Le dernier Gordon Chan – “Hua Pi” alias “The painted skin” – à l’affiche en Chine

Publié le par brigitteduzan

Il s’agit d’un film de kung fu teinté de surnaturel mêlant fantastique et action, un genre qu’on a surnommé « néo-wuxia », qui tente de surfer une fois encore sur la popularité que ce genre a connue dans le passé. Hong Kong a en effet déjà produit nombre de films de ce genre. On connaît la fameuse trilogie de Ching Siu-tung, produite par Tsui Hark,  « Histoire de fantômes chinois » (倩女幽魂) dont le premier volet remonte à 1987. Le genre, déjà initié quelques années plus tôt, par le film de Tsui Hark « Zu, les guerriers de la montagne magique », a permis de renouveler la tradition du wuxiapian en y introduisant des éléments aussi romanesques que dramatiques nés d’histoires d’amour impossibles entre humains et forces occultes ; le film de Ching Siu-tung fit sensation au festival d’Avoriaz en 1988. Mais ces histoires de démons et de sorciers luttant contre des maîtres de kung fu étaient depuis lors largement passées de mode et le genre avait été abandonné.

 

Gordon Chan y revient avec un film qui en accumule tous les poncifs. Alors qu’il combat dans le désert, le général Wang Sheng délivre une jeune femme d’une grande beauté, Xiaowei (小唯), et la ramène chez elle, sans savoir qu’elle est en fait un esprit maléfique qui doit se nourrir de cœurs humains pour conserver sa forme humaine. Tombée amoureuse de Wang Sheng, elle essaie de l’éloigner de sa femme, Peirong : l’accusant d’être un démon, elle lui fait avaler une pilule qui lui fait immédiatement blanchir les cheveux. Incapable de se défendre contre l’intruse, Peirong fait alors appel à l’aide d’une voyante capable de détecter la vraie nature de Xiaowei, Xiabing, et d’un expert en arts martiaux, Pangyong. S’ensuit un combat entre le bien et le mal.

__TRAVAIL À FAIRE__
Recopiez intégralement l'article ci-dessus sur le film de Gordon Chan, sans y modifier quoi que ce soit.

__DONNÉES AFFICHÉES__
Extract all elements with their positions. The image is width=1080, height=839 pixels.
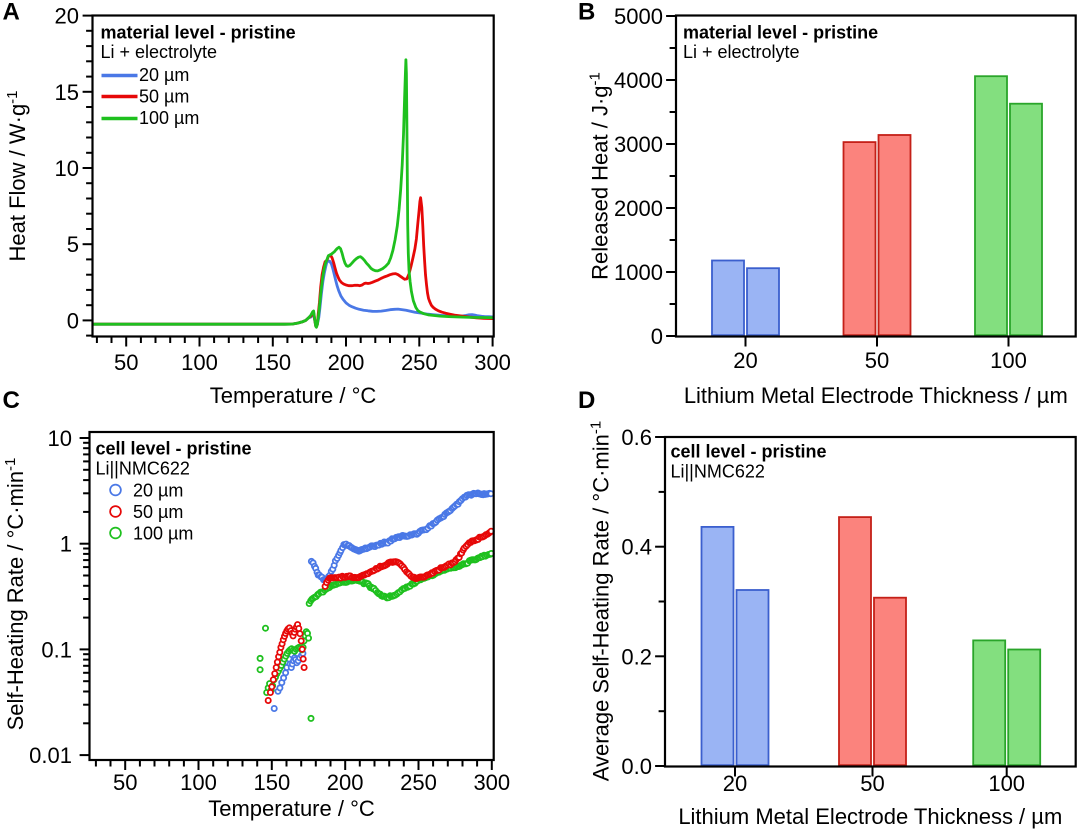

__SOLUTION PROPOSÉE__
Le dernier Gordon Chan – “Hua Pi” alias “The painted skin” – à l’affiche en Chine

Publié le par brigitteduzan

Il s’agit d’un film de kung fu teinté de surnaturel mêlant fantastique et action, un genre qu’on a surnommé « néo-wuxia », qui tente de surfer une fois encore sur la popularité que ce genre a connue dans le passé. Hong Kong a en effet déjà produit nombre de films de ce genre. On connaît la fameuse trilogie de Ching Siu-tung, produite par Tsui Hark,  « Histoire de fantômes chinois » (倩女幽魂) dont le premier volet remonte à 1987. Le genre, déjà initié quelques années plus tôt, par le film de Tsui Hark « Zu, les guerriers de la montagne magique », a permis de renouveler la tradition du wuxiapian en y introduisant des éléments aussi romanesques que dramatiques nés d’histoires d’amour impossibles entre humains et forces occultes ; le film de Ching Siu-tung fit sensation au festival d’Avoriaz en 1988. Mais ces histoires de démons et de sorciers luttant contre des maîtres de kung fu étaient depuis lors largement passées de mode et le genre avait été abandonné.

 

Gordon Chan y revient avec un film qui en accumule tous les poncifs. Alors qu’il combat dans le désert, le général Wang Sheng délivre une jeune femme d’une grande beauté, Xiaowei (小唯), et la ramène chez elle, sans savoir qu’elle est en fait un esprit maléfique qui doit se nourrir de cœurs humains pour conserver sa forme humaine. Tombée amoureuse de Wang Sheng, elle essaie de l’éloigner de sa femme, Peirong : l’accusant d’être un démon, elle lui fait avaler une pilule qui lui fait immédiatement blanchir les cheveux. Incapable de se défendre contre l’intruse, Peirong fait alors appel à l’aide d’une voyante capable de détecter la vraie nature de Xiaowei, Xiabing, et d’un expert en arts martiaux, Pangyong. S’ensuit un combat entre le bien et le mal.